** Begin Material provided **
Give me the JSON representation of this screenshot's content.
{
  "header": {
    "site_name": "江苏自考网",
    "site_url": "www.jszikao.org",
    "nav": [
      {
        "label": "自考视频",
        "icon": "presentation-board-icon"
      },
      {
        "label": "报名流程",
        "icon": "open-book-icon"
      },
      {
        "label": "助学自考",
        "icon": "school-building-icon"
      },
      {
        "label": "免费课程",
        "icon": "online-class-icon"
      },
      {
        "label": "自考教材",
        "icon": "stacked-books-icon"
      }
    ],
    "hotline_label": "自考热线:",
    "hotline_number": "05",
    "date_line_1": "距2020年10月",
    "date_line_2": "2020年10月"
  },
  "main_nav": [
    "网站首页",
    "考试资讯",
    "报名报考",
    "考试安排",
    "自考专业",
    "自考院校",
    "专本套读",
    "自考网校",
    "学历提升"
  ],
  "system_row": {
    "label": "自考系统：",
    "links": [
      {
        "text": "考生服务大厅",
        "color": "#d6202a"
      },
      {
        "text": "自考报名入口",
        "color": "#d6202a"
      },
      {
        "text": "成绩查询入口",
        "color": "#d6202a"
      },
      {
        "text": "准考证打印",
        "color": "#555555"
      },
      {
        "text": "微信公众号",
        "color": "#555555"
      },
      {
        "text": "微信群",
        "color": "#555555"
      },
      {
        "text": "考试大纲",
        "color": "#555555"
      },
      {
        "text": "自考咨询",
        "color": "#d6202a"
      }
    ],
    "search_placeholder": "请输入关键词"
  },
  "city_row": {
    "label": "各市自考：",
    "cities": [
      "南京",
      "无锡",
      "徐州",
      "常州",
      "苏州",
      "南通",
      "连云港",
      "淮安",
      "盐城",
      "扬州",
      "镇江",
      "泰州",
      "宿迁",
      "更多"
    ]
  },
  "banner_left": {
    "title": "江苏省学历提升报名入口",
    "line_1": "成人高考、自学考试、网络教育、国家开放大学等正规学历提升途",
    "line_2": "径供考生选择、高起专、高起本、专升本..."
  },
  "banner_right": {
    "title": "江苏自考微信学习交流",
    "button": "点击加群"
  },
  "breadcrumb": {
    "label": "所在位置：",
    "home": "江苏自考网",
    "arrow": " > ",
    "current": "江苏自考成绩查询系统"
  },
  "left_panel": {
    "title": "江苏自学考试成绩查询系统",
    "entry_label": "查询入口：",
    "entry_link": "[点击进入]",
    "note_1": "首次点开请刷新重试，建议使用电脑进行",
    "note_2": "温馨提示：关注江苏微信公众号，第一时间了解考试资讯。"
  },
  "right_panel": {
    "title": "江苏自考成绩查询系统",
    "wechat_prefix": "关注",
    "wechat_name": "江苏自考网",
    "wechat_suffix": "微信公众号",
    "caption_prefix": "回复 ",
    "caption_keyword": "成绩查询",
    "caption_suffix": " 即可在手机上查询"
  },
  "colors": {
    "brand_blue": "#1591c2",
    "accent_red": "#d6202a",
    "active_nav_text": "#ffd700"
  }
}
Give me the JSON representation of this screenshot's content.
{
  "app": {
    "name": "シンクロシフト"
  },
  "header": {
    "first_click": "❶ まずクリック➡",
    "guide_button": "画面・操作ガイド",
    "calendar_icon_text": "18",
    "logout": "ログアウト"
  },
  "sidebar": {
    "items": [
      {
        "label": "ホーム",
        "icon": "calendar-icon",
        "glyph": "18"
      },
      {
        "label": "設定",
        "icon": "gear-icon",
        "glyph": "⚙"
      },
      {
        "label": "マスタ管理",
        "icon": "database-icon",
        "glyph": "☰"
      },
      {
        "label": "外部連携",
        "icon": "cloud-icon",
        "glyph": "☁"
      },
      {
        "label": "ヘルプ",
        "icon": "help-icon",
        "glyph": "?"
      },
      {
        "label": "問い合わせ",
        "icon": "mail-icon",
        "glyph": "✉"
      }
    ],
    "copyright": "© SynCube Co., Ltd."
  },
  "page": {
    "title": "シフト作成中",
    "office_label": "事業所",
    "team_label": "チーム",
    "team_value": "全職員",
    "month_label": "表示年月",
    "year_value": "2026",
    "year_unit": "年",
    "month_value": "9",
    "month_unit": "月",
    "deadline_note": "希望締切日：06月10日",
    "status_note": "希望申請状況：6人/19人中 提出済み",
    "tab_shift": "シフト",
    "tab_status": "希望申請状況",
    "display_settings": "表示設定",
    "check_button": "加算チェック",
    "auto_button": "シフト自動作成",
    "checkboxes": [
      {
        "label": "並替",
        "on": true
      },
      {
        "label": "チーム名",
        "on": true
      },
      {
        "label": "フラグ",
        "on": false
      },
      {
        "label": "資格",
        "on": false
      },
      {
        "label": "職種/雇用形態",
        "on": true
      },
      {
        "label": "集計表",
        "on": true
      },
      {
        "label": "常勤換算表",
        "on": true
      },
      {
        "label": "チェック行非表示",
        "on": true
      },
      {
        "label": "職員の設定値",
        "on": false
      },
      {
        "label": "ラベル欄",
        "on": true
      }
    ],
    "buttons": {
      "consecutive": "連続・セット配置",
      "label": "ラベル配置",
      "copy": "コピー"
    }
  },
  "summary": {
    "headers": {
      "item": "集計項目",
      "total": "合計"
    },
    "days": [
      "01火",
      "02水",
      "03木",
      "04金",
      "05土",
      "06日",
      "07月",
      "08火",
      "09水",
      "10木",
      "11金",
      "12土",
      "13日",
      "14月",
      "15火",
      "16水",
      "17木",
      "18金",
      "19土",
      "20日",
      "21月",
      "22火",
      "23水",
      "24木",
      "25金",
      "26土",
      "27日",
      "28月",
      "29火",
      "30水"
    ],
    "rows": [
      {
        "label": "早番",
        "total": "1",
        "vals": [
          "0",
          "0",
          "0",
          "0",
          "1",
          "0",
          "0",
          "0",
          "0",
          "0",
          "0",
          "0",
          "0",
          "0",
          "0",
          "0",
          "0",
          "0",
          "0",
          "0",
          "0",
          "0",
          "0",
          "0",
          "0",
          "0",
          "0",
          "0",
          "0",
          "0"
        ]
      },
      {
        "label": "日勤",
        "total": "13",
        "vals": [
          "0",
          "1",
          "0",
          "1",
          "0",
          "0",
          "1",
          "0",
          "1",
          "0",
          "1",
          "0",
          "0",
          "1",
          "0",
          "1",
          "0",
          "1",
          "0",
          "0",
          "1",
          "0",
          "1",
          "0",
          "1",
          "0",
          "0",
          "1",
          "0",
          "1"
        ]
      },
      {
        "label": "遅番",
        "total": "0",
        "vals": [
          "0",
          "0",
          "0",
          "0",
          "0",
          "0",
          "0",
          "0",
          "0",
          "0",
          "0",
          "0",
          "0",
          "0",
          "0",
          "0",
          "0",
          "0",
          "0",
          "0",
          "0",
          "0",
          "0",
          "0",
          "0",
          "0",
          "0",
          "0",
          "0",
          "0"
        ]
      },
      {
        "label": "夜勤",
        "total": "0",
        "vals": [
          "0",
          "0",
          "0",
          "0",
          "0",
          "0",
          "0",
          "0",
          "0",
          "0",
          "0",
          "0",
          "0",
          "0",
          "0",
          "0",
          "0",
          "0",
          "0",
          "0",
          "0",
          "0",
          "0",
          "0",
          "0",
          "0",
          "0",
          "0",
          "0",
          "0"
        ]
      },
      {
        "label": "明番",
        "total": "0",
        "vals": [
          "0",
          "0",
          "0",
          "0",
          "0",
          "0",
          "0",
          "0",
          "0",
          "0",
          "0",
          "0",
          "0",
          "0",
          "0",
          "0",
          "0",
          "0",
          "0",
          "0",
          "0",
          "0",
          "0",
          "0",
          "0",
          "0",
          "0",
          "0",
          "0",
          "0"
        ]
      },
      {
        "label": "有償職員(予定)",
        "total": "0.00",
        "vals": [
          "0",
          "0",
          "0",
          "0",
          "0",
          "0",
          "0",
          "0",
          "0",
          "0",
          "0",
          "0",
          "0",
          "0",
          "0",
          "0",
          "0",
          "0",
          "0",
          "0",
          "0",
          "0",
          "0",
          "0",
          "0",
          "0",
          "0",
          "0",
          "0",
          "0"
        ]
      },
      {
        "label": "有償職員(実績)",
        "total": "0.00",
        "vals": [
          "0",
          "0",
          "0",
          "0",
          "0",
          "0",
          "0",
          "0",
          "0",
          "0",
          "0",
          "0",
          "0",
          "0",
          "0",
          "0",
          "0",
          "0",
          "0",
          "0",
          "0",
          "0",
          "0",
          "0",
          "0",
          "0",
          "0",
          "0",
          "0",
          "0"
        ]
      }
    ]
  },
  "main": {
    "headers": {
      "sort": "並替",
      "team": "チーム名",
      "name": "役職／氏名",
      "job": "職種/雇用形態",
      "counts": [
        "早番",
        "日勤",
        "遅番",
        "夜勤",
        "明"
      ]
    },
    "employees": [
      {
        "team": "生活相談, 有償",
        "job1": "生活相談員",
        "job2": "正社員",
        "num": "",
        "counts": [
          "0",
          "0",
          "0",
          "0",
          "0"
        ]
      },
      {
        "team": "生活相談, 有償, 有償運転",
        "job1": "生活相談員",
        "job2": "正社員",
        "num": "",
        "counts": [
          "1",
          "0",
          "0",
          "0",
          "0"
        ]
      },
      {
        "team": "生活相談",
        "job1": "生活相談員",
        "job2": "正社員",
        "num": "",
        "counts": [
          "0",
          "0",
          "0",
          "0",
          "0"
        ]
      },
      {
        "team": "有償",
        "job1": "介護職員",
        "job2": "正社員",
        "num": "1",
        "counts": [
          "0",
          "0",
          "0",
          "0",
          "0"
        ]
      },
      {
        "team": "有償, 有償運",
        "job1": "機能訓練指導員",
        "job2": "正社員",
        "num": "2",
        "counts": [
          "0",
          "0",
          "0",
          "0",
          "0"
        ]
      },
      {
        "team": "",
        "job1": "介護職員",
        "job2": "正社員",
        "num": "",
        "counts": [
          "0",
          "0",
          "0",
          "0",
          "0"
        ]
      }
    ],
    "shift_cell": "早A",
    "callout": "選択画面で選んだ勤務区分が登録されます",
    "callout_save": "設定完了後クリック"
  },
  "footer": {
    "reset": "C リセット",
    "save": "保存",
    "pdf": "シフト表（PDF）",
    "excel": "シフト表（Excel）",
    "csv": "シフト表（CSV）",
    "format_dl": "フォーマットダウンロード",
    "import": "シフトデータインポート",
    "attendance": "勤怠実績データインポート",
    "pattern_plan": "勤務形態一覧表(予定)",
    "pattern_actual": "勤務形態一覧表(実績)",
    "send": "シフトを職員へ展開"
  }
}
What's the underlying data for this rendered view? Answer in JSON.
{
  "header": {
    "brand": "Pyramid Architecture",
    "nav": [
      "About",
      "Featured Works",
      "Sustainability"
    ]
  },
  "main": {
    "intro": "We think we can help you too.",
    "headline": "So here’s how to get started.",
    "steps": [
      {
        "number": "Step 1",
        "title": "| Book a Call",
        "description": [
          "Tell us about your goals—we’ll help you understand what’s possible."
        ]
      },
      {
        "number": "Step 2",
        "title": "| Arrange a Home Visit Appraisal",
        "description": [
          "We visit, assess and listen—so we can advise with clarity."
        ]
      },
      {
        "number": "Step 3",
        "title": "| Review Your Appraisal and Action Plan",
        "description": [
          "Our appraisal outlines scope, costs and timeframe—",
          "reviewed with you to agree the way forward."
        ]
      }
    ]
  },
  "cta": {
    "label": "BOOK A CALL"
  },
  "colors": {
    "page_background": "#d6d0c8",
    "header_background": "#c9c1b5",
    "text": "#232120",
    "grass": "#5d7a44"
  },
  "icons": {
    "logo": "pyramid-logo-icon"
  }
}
** End Material provided **
_Exercise aim:_ Above are the records. Copy every line in them holding "help".

_Answer to the exercise:_
        "icon": "help-icon",
    "intro": "We think we can help you too.",
          "Tell us about your goals—we’ll help you understand what’s possible."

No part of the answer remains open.